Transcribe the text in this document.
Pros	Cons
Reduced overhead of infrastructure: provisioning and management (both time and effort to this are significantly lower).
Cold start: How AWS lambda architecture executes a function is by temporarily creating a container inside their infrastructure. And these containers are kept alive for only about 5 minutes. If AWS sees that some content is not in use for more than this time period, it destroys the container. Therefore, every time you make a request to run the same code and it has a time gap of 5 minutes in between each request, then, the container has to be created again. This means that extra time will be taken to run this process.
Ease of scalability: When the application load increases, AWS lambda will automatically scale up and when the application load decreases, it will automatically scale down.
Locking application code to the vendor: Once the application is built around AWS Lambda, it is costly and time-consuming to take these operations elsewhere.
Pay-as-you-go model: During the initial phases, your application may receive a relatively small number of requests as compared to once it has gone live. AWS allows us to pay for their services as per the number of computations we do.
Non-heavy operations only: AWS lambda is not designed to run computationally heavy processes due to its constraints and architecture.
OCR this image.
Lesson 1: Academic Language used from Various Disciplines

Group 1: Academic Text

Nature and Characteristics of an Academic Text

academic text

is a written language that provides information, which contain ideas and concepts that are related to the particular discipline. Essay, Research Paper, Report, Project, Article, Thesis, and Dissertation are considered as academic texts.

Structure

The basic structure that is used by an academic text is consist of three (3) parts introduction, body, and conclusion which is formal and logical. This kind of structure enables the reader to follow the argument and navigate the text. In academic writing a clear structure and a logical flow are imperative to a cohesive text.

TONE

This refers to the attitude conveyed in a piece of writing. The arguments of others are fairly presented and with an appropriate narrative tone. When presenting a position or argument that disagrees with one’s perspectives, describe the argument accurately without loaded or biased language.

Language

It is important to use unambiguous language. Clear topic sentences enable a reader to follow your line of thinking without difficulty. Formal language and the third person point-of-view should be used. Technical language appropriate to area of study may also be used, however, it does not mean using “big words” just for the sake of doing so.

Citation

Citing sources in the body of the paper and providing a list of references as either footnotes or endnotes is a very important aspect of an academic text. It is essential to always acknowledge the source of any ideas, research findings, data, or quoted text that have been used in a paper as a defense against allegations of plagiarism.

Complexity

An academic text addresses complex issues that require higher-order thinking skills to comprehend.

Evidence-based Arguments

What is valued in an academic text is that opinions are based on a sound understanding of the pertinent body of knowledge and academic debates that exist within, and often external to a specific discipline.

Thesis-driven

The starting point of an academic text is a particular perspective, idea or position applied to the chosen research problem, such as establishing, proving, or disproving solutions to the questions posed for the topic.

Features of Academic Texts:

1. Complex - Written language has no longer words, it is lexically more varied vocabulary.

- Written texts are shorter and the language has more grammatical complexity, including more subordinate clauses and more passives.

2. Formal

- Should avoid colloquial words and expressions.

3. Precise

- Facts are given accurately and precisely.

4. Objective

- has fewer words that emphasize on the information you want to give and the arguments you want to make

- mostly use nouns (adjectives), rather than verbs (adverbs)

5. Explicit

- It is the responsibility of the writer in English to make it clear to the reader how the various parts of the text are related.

**WRITTEN INSTRUCTION**
Write out the whole listing exactly.

**SOLUTION FOR THIS TASK**
Transcribe the text in this document.
Pros	Cons
Reduced overhead of infrastructure: provisioning and management (both time and effort to this are significantly lower).
Cold start: How AWS lambda architecture executes a function is by temporarily creating a container inside their infrastructure. And these containers are kept alive for only about 5 minutes. If AWS sees that some content is not in use for more than this time period, it destroys the container. Therefore, every time you make a request to run the same code and it has a time gap of 5 minutes in between each request, then, the container has to be created again. This means that extra time will be taken to run this process.
Ease of scalability: When the application load increases, AWS lambda will automatically scale up and when the application load decreases, it will automatically scale down.
Locking application code to the vendor: Once the application is built around AWS Lambda, it is costly and time-consuming to take these operations elsewhere.
Pay-as-you-go model: During the initial phases, your application may receive a relatively small number of requests as compared to once it has gone live. AWS allows us to pay for their services as per the number of computations we do.
Non-heavy operations only: AWS lambda is not designed to run computationally heavy processes due to its constraints and architecture.
OCR this image.
Lesson 1: Academic Language used from Various Disciplines

Group 1: Academic Text

Nature and Characteristics of an Academic Text

academic text

is a written language that provides information, which contain ideas and concepts that are related to the particular discipline. Essay, Research Paper, Report, Project, Article, Thesis, and Dissertation are considered as academic texts.

Structure

The basic structure that is used by an academic text is consist of three (3) parts introduction, body, and conclusion which is formal and logical. This kind of structure enables the reader to follow the argument and navigate the text. In academic writing a clear structure and a logical flow are imperative to a cohesive text.

TONE

This refers to the attitude conveyed in a piece of writing. The arguments of others are fairly presented and with an appropriate narrative tone. When presenting a position or argument that disagrees with one’s perspectives, describe the argument accurately without loaded or biased language.

Language

It is important to use unambiguous language. Clear topic sentences enable a reader to follow your line of thinking without difficulty. Formal language and the third person point-of-view should be used. Technical language appropriate to area of study may also be used, however, it does not mean using “big words” just for the sake of doing so.

Citation

Citing sources in the body of the paper and providing a list of references as either footnotes or endnotes is a very important aspect of an academic text. It is essential to always acknowledge the source of any ideas, research findings, data, or quoted text that have been used in a paper as a defense against allegations of plagiarism.

Complexity

An academic text addresses complex issues that require higher-order thinking skills to comprehend.

Evidence-based Arguments

What is valued in an academic text is that opinions are based on a sound understanding of the pertinent body of knowledge and academic debates that exist within, and often external to a specific discipline.

Thesis-driven

The starting point of an academic text is a particular perspective, idea or position applied to the chosen research problem, such as establishing, proving, or disproving solutions to the questions posed for the topic.

Features of Academic Texts:

1. Complex - Written language has no longer words, it is lexically more varied vocabulary.

- Written texts are shorter and the language has more grammatical complexity, including more subordinate clauses and more passives.

2. Formal

- Should avoid colloquial words and expressions.

3. Precise

- Facts are given accurately and precisely.

4. Objective

- has fewer words that emphasize on the information you want to give and the arguments you want to make

- mostly use nouns (adjectives), rather than verbs (adverbs)

5. Explicit

- It is the responsibility of the writer in English to make it clear to the reader how the various parts of the text are related.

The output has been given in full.